**What is needed**: Repeat all the records exactly, omitting pictures.

-*-

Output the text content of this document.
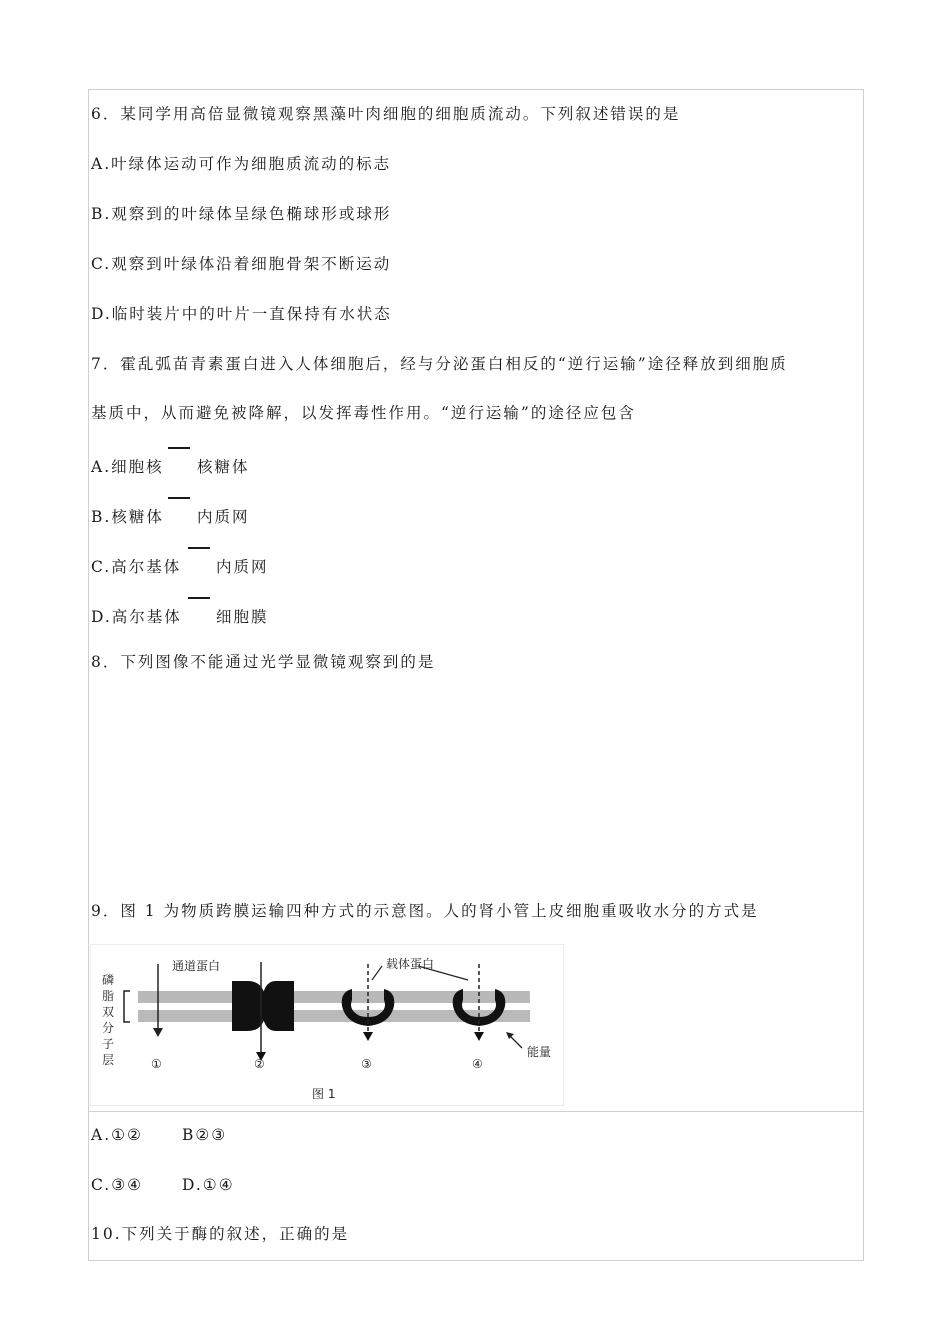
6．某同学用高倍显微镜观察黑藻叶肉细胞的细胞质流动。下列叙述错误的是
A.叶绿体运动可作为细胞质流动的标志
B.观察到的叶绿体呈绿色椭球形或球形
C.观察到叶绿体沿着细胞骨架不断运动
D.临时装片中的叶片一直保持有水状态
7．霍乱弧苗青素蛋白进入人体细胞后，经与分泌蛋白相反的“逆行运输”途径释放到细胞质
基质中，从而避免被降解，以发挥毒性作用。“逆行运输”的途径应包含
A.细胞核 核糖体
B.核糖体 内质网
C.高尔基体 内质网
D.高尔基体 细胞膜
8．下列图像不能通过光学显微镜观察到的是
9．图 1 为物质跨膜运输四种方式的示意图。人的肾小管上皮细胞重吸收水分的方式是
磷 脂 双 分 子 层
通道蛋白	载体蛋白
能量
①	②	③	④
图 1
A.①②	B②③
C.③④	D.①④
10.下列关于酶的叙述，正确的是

-*-

**Final answer**:
Output the text content of this document.
6．某同学用高倍显微镜观察黑藻叶肉细胞的细胞质流动。下列叙述错误的是
A.叶绿体运动可作为细胞质流动的标志
B.观察到的叶绿体呈绿色椭球形或球形
C.观察到叶绿体沿着细胞骨架不断运动
D.临时装片中的叶片一直保持有水状态
7．霍乱弧苗青素蛋白进入人体细胞后，经与分泌蛋白相反的“逆行运输”途径释放到细胞质
基质中，从而避免被降解，以发挥毒性作用。“逆行运输”的途径应包含
A.细胞核 核糖体
B.核糖体 内质网
C.高尔基体 内质网
D.高尔基体 细胞膜
8．下列图像不能通过光学显微镜观察到的是
9．图 1 为物质跨膜运输四种方式的示意图。人的肾小管上皮细胞重吸收水分的方式是
磷 脂 双 分 子 层
通道蛋白	载体蛋白
能量
①	②	③	④
图 1
A.①②	B②③
C.③④	D.①④
10.下列关于酶的叙述，正确的是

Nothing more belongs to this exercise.